START

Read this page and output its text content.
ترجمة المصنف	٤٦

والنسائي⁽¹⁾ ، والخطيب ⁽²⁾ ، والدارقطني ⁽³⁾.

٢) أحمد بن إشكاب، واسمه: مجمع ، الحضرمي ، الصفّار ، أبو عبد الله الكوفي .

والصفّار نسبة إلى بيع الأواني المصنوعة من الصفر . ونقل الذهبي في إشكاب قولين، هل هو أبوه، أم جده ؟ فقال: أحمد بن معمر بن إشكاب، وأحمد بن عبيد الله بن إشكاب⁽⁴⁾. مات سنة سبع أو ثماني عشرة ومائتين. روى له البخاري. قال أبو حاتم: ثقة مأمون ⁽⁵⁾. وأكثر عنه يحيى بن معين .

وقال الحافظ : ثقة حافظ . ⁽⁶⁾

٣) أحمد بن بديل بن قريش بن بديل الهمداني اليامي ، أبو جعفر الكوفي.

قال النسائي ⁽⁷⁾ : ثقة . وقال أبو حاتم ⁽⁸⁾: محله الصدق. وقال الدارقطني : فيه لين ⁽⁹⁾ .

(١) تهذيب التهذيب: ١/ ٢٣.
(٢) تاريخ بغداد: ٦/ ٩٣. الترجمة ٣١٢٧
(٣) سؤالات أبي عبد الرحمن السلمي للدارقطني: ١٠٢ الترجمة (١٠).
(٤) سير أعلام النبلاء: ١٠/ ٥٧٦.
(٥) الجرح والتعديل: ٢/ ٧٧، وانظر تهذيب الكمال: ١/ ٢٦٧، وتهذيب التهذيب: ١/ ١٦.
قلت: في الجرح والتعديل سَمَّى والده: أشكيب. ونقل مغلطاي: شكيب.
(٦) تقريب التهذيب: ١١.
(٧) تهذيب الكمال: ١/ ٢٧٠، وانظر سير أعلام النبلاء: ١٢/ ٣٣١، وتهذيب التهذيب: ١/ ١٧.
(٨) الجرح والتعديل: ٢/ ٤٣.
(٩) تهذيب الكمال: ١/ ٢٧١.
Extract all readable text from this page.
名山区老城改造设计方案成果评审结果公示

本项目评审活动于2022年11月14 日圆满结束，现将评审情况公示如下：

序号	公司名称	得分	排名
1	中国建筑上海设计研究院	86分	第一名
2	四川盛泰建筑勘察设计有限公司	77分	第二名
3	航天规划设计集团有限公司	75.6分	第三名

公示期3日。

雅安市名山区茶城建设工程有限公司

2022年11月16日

END

__Task goal__
Pull out every line in the data above that has the word "النبلاء".

__Worked solution__
(٤) سير أعلام النبلاء: ١٠/ ٥٧٦.
(٧) تهذيب الكمال: ١/ ٢٧٠، وانظر سير أعلام النبلاء: ١٢/ ٣٣١، وتهذيب التهذيب: ١/ ١٧.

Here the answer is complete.